What needs to be done: Edit the listing from its start up to and including the line with "dash-decoration: [711, 189, 762, 194]", replacing every "verse-second-text" with "second-hemistich-text" and leaving all else unchanged. Give back only those lines.

Entries shown:
★ ★ ★ ★ ★
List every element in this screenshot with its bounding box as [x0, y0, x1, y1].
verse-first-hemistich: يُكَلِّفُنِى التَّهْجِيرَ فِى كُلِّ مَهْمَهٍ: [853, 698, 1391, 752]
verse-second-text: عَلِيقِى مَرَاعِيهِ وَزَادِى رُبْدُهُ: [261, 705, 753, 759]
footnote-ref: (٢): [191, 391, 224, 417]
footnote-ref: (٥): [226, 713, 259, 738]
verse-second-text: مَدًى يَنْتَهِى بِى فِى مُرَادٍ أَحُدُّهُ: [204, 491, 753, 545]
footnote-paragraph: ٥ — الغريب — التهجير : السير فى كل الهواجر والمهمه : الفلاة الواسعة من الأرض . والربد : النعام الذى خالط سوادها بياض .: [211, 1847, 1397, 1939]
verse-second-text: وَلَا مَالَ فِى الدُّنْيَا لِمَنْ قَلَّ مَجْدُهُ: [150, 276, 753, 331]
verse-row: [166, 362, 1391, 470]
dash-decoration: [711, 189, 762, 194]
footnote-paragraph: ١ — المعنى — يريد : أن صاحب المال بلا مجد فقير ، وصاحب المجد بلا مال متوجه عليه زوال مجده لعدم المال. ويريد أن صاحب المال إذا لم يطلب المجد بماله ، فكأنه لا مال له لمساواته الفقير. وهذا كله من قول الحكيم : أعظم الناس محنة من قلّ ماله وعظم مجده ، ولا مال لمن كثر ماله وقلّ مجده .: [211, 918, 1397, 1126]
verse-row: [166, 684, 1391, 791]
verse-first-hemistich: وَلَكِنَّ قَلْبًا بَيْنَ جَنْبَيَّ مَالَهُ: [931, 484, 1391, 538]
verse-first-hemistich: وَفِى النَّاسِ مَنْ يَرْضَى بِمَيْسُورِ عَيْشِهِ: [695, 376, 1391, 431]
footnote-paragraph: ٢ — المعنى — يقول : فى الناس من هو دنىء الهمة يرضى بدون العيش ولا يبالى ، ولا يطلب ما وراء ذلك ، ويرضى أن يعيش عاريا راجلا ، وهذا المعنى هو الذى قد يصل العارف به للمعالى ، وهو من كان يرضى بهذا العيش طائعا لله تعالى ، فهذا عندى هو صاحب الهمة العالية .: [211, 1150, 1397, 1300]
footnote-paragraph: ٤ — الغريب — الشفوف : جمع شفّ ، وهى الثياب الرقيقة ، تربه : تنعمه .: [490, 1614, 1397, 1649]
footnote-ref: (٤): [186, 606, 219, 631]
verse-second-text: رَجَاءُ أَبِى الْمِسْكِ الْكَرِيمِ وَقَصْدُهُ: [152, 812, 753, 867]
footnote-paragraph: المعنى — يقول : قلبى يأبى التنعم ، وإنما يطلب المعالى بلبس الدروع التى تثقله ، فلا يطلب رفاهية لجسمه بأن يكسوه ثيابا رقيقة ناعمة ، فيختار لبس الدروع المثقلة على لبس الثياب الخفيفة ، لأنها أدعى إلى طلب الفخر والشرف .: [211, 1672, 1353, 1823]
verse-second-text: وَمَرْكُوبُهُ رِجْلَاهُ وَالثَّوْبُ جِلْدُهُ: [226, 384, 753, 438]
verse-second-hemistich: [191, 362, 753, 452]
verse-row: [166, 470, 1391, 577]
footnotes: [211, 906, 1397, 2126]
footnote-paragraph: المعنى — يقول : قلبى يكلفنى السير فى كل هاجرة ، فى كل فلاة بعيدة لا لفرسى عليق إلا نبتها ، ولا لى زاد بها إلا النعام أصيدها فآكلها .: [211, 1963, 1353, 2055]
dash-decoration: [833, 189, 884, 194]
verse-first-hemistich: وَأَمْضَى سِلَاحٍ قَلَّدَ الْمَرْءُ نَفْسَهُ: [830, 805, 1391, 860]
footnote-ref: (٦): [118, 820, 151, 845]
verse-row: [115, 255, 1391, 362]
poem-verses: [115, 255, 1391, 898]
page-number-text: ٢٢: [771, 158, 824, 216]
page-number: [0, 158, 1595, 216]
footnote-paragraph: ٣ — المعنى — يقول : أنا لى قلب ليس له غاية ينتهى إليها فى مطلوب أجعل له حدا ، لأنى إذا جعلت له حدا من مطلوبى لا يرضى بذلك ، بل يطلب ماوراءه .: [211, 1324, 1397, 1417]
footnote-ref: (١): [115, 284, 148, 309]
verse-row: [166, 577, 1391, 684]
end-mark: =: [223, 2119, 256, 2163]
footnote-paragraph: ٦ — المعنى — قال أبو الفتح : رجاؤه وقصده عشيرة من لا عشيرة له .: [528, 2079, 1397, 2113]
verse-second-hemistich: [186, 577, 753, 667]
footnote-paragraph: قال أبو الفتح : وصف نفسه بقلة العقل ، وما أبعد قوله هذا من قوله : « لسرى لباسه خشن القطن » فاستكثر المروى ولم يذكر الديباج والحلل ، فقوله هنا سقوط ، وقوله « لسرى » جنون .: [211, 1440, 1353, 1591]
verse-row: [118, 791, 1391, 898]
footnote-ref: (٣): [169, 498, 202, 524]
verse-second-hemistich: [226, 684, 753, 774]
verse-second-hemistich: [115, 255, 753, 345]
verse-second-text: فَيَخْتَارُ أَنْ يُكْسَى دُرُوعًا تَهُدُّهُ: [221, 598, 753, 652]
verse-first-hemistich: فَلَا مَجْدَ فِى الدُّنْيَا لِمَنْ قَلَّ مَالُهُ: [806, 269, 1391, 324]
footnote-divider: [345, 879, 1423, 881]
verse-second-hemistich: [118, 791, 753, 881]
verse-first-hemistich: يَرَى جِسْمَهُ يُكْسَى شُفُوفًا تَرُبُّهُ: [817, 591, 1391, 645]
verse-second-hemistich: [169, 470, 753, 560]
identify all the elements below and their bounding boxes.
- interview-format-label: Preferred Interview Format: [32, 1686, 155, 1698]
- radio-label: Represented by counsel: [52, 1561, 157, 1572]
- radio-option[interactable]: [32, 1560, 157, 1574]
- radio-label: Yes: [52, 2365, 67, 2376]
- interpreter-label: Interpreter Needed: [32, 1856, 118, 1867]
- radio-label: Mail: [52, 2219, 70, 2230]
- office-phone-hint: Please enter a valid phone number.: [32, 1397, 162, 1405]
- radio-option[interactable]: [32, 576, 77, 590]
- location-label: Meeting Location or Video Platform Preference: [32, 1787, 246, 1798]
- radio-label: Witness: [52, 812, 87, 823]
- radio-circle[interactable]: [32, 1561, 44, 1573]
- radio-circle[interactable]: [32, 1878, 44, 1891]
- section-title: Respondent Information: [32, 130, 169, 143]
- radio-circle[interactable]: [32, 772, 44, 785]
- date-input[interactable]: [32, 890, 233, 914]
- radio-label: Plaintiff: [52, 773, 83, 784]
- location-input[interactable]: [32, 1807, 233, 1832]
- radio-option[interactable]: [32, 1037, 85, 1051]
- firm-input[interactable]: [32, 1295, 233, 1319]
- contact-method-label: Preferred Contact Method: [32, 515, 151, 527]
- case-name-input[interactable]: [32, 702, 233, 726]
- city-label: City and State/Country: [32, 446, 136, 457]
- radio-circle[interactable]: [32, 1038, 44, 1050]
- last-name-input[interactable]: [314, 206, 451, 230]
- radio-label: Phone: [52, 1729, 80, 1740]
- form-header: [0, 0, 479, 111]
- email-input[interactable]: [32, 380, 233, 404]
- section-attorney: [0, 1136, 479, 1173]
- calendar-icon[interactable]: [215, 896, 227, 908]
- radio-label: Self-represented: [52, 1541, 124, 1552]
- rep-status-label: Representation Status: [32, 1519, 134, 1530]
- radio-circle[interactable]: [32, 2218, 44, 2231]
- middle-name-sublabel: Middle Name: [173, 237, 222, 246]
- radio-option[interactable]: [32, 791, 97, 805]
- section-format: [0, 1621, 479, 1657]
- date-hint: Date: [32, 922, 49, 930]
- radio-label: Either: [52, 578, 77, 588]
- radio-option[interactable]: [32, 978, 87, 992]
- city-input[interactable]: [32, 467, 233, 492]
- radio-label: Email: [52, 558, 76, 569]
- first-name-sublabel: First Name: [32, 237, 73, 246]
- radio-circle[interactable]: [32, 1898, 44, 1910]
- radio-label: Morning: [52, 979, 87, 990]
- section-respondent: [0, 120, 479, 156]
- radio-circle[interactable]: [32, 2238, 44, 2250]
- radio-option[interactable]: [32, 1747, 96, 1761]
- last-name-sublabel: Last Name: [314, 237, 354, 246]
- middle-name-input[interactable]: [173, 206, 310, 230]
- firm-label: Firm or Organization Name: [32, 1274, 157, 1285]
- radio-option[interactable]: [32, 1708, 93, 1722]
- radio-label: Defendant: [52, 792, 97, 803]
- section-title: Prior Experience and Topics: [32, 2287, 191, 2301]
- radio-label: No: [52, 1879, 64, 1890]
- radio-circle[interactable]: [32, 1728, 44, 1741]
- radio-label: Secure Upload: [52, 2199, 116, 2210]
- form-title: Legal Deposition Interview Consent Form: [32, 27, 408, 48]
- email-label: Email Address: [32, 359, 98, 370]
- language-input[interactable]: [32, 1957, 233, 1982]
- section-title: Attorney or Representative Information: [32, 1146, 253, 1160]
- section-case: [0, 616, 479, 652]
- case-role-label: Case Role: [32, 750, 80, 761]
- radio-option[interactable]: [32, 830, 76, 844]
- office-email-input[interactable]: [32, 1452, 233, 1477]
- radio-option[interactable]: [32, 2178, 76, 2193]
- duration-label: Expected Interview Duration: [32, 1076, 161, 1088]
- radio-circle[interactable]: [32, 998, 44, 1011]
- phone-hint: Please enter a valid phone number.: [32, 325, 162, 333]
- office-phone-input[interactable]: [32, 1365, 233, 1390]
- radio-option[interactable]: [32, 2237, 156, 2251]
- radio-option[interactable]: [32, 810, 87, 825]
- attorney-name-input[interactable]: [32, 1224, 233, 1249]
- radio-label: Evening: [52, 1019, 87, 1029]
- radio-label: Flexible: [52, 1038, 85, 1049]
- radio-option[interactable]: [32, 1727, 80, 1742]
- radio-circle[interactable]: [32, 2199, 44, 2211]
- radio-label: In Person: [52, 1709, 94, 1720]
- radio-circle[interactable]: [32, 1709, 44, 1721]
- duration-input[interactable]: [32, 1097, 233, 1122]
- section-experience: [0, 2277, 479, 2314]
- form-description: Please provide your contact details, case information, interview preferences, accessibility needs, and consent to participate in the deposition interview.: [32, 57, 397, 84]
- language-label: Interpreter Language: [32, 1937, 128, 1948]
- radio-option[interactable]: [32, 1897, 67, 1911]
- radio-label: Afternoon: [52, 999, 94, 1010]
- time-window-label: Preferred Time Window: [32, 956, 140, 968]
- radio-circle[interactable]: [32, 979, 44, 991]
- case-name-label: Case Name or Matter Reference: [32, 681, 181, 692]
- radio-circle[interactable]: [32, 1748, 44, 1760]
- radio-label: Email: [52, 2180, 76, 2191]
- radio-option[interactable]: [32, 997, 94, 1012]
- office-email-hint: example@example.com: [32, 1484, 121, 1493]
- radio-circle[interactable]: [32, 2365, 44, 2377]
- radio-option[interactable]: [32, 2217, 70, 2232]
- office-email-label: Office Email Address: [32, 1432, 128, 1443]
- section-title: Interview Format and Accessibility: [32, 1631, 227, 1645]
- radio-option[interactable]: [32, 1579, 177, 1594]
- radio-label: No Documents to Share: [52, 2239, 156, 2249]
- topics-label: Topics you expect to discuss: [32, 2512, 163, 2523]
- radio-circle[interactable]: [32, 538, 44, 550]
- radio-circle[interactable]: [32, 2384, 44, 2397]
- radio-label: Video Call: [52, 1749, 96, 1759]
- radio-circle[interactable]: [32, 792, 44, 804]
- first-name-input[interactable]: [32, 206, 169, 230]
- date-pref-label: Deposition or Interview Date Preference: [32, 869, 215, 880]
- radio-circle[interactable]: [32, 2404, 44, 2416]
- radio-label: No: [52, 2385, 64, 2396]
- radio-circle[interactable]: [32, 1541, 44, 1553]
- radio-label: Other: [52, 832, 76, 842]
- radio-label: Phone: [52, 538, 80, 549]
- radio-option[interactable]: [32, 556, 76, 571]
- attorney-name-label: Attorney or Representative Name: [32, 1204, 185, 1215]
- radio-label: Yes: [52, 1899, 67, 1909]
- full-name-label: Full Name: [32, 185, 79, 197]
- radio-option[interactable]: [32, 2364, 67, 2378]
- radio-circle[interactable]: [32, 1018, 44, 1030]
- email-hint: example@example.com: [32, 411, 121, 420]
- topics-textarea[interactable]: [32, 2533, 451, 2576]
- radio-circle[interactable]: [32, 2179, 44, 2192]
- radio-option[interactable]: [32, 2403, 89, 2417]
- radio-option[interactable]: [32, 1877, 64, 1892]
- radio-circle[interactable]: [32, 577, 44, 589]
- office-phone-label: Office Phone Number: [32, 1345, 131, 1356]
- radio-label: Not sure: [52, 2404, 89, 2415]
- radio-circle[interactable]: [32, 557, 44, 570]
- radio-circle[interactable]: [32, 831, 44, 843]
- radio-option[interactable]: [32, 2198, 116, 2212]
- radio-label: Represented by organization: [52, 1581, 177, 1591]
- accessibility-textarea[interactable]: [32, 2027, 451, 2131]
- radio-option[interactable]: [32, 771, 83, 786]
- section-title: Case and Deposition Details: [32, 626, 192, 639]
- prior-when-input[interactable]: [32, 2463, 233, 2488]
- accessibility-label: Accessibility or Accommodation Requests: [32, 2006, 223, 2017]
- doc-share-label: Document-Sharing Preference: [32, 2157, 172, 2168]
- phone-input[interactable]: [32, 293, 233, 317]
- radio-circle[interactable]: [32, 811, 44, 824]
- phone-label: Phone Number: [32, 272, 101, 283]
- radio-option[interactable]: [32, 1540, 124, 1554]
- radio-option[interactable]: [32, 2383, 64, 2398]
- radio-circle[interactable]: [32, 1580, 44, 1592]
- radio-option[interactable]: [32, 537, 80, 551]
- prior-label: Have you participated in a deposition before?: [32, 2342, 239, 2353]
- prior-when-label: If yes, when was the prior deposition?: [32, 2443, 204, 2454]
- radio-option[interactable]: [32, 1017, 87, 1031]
★ ★ ★ ★ ★
Written response:
List every element in this screenshot with its bounding box as [x0, y0, x1, y1].
verse-first-hemistich: يُكَلِّفُنِى التَّهْجِيرَ فِى كُلِّ مَهْمَهٍ: [853, 698, 1391, 752]
second-hemistich-text: عَلِيقِى مَرَاعِيهِ وَزَادِى رُبْدُهُ: [261, 705, 753, 759]
footnote-ref: (٢): [191, 391, 224, 417]
footnote-ref: (٥): [226, 713, 259, 738]
second-hemistich-text: مَدًى يَنْتَهِى بِى فِى مُرَادٍ أَحُدُّهُ: [204, 491, 753, 545]
footnote-paragraph: ٥ — الغريب — التهجير : السير فى كل الهواجر والمهمه : الفلاة الواسعة من الأرض . والربد : النعام الذى خالط سوادها بياض .: [211, 1847, 1397, 1939]
second-hemistich-text: وَلَا مَالَ فِى الدُّنْيَا لِمَنْ قَلَّ مَجْدُهُ: [150, 276, 753, 331]
verse-row: [166, 362, 1391, 470]
dash-decoration: [711, 189, 762, 194]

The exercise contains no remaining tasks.